▸ Given instruction
Go through the entries below, tally each line with the string "kell", and give the final number by itself.
— Start Supplied entries —
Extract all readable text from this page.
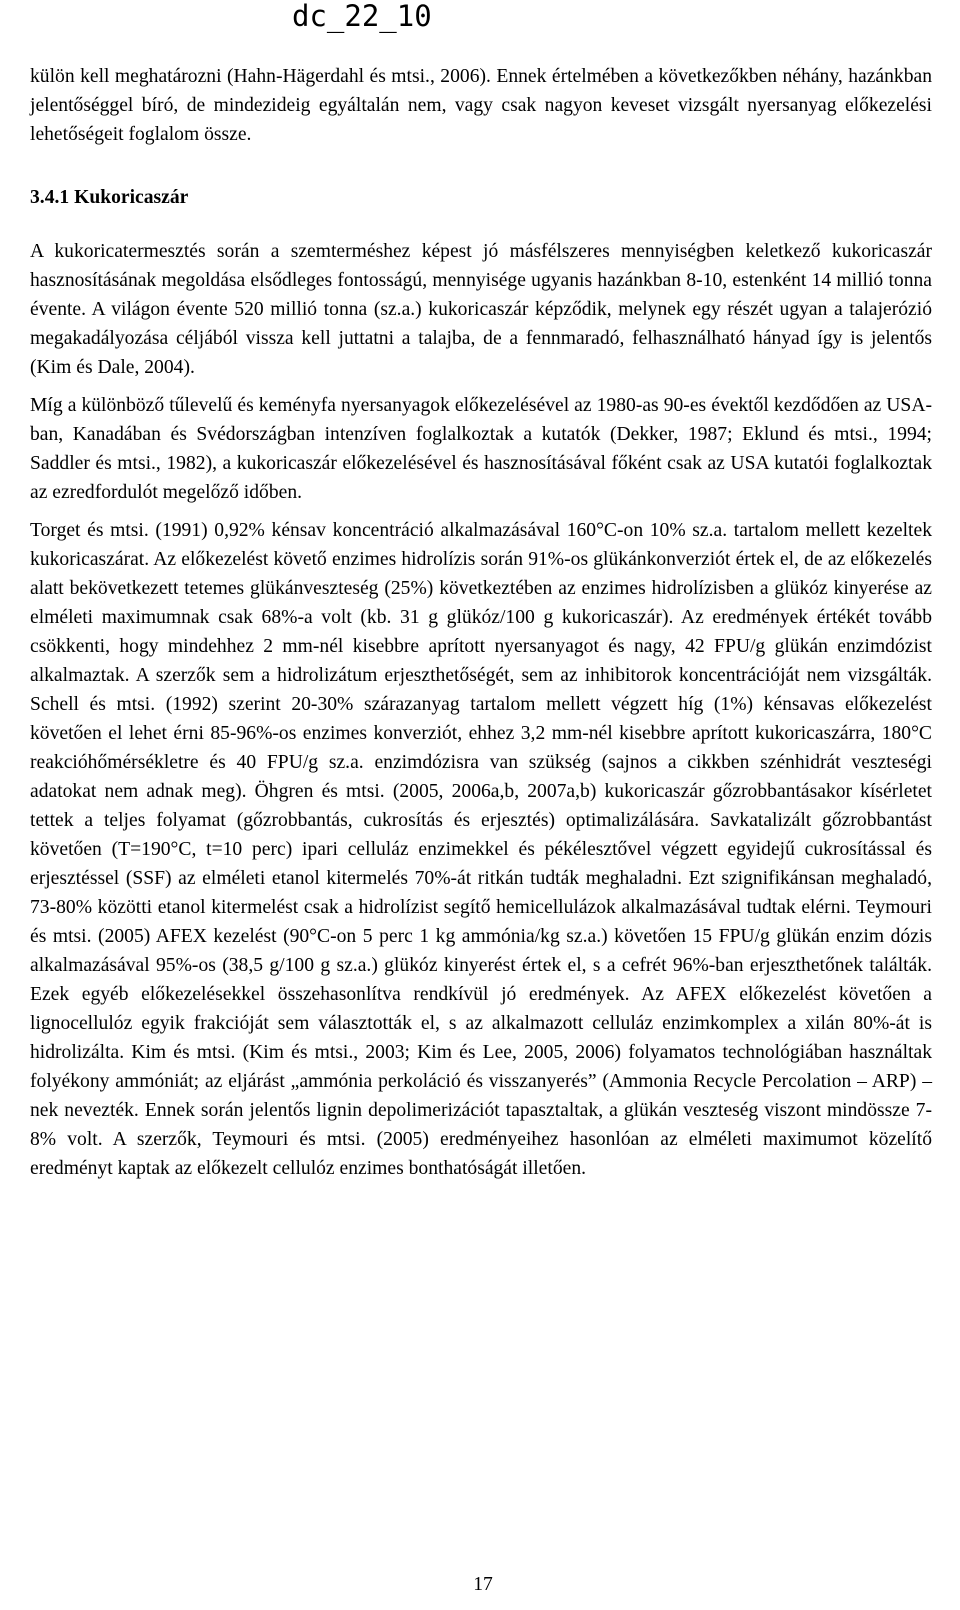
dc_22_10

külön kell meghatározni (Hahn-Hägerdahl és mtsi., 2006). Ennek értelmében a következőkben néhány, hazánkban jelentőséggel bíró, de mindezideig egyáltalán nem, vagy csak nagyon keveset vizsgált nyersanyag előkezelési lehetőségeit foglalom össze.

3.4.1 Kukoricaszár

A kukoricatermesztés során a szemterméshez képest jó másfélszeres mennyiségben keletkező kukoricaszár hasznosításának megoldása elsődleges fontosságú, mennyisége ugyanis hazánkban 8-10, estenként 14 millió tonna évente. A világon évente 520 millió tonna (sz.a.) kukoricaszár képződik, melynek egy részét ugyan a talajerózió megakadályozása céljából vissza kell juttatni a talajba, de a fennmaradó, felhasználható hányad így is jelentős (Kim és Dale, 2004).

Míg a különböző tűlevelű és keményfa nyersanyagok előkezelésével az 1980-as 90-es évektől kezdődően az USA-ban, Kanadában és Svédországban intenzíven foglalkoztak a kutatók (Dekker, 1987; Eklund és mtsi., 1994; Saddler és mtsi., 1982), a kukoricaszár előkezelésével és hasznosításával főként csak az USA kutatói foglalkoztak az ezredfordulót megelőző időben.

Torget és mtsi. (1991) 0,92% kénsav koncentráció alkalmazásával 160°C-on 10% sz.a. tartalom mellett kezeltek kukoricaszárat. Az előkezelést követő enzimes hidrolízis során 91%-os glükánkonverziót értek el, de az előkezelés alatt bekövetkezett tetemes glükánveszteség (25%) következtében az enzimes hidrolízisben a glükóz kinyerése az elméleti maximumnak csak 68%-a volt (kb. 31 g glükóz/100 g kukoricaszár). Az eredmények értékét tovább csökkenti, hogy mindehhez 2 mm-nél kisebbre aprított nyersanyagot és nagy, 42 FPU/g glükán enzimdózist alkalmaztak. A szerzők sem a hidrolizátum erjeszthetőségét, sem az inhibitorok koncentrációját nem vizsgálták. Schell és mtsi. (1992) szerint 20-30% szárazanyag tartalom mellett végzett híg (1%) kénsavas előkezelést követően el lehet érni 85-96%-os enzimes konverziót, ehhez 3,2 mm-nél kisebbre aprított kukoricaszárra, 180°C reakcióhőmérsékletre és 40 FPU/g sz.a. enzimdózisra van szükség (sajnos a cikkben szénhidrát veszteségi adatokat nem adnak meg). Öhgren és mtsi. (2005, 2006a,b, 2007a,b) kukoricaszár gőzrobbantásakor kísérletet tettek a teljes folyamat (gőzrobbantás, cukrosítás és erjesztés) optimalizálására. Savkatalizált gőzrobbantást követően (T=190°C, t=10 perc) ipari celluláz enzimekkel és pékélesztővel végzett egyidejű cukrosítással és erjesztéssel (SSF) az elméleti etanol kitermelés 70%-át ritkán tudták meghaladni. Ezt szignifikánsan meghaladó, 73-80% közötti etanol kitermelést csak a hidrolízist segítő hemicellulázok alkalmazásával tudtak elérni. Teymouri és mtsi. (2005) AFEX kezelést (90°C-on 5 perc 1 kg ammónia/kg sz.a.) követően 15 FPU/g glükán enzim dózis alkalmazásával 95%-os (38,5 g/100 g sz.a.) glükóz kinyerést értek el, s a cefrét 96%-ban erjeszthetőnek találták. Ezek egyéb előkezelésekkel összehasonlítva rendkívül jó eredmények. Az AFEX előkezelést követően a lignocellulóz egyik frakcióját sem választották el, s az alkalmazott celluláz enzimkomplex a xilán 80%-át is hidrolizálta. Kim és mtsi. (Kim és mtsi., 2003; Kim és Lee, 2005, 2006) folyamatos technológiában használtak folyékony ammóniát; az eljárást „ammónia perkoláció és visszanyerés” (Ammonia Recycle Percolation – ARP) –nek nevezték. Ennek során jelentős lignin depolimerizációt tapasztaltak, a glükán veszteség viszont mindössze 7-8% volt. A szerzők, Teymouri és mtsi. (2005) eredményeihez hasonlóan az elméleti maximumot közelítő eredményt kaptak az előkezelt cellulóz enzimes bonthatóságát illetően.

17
— End Supplied entries —
▸ Exercise solution
2